▸ **Do this**: Go through the material below and copy each line where the word "from" appears.

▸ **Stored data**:
[start]

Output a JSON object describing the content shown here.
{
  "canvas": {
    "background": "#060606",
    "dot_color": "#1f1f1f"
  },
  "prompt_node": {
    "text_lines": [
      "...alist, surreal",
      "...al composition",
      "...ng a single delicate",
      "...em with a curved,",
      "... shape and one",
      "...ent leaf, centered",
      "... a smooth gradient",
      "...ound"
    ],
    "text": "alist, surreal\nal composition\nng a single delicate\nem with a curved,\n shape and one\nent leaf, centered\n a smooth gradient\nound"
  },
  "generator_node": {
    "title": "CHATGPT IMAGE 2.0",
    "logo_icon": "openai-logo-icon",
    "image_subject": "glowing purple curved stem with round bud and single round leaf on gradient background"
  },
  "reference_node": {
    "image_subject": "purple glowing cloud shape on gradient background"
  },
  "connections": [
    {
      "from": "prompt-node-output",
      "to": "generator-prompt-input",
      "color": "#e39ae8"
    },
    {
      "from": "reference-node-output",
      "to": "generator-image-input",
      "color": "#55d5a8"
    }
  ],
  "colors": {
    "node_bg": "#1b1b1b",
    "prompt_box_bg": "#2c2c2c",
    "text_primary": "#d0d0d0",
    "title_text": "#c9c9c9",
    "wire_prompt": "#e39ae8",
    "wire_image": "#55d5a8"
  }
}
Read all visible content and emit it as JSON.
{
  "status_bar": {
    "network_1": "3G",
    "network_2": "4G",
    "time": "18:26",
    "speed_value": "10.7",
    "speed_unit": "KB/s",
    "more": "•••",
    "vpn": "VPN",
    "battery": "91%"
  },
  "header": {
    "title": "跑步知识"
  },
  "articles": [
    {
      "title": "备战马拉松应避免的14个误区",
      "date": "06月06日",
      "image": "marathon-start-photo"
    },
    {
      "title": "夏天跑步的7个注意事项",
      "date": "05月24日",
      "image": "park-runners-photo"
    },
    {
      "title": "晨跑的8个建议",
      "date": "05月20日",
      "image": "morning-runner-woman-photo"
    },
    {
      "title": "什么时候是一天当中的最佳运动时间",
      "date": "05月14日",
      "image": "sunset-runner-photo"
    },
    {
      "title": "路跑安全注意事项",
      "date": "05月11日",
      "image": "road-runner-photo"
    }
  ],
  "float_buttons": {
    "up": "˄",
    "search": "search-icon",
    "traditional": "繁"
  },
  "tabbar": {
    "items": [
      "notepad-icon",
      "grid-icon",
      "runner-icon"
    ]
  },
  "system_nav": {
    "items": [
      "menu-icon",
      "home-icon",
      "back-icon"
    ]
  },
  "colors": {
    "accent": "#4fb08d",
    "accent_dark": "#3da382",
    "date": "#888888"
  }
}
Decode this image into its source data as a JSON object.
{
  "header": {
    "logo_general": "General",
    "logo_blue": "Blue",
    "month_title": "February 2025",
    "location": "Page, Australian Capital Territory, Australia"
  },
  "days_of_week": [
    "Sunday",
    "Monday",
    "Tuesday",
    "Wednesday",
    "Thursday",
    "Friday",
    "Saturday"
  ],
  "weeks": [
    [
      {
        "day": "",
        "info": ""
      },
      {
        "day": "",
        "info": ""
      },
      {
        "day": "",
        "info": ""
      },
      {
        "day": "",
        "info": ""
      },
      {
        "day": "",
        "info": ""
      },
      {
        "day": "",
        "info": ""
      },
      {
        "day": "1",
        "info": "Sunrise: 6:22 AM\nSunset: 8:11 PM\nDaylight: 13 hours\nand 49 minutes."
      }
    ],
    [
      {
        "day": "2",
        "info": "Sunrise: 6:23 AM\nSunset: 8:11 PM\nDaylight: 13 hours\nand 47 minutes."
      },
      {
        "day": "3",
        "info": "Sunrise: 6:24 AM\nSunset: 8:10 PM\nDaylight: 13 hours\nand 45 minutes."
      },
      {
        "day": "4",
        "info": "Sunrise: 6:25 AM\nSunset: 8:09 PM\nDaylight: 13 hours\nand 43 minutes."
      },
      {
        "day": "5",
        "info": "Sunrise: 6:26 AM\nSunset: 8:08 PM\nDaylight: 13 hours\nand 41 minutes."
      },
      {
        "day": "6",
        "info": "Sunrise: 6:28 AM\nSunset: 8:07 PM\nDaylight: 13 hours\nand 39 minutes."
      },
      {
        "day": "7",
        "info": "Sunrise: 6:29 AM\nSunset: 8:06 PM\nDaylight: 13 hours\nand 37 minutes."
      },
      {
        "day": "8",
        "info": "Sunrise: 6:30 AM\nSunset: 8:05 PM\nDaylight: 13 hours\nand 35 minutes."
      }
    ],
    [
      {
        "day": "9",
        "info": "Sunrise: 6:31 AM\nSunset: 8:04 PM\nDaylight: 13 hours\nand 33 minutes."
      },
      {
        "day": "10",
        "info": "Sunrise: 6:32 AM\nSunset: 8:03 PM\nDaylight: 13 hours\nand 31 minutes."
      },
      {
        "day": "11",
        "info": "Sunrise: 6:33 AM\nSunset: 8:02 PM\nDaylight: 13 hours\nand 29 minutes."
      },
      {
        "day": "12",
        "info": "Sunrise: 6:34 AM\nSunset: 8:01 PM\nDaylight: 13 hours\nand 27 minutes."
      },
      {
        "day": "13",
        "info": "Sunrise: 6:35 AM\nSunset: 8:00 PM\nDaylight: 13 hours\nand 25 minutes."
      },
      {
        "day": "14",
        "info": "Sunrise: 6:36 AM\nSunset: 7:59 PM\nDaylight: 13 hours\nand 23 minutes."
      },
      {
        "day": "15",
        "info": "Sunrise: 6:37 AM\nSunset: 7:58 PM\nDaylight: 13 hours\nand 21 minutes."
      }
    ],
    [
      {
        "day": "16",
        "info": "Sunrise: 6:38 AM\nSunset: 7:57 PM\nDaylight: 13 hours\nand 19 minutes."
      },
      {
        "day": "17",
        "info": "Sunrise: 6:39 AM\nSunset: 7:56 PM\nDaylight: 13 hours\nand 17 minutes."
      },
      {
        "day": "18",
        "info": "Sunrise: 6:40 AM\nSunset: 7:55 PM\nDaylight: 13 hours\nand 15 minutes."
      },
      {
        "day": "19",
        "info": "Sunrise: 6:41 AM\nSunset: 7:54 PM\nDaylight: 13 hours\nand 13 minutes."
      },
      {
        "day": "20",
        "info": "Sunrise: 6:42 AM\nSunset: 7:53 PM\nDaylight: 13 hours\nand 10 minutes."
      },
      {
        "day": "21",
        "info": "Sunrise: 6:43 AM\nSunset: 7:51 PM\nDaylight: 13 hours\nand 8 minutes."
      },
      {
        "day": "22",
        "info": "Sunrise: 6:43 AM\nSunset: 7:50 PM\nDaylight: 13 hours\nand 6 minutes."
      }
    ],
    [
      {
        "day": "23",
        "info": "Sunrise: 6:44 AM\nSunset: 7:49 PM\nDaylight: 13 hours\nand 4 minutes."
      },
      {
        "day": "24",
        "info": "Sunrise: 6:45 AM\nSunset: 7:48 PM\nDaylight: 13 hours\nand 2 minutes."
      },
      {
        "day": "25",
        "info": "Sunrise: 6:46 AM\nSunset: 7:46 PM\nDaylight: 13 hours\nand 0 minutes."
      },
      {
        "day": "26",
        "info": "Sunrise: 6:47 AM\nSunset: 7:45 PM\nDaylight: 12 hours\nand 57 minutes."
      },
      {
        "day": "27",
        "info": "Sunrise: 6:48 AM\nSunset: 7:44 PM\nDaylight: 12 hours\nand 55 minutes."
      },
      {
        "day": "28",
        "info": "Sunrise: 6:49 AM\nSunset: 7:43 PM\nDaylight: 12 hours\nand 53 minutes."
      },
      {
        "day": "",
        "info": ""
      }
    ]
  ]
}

[end]

▸ **Reply to the task**:
      "from": "prompt-node-output",
      "from": "reference-node-output",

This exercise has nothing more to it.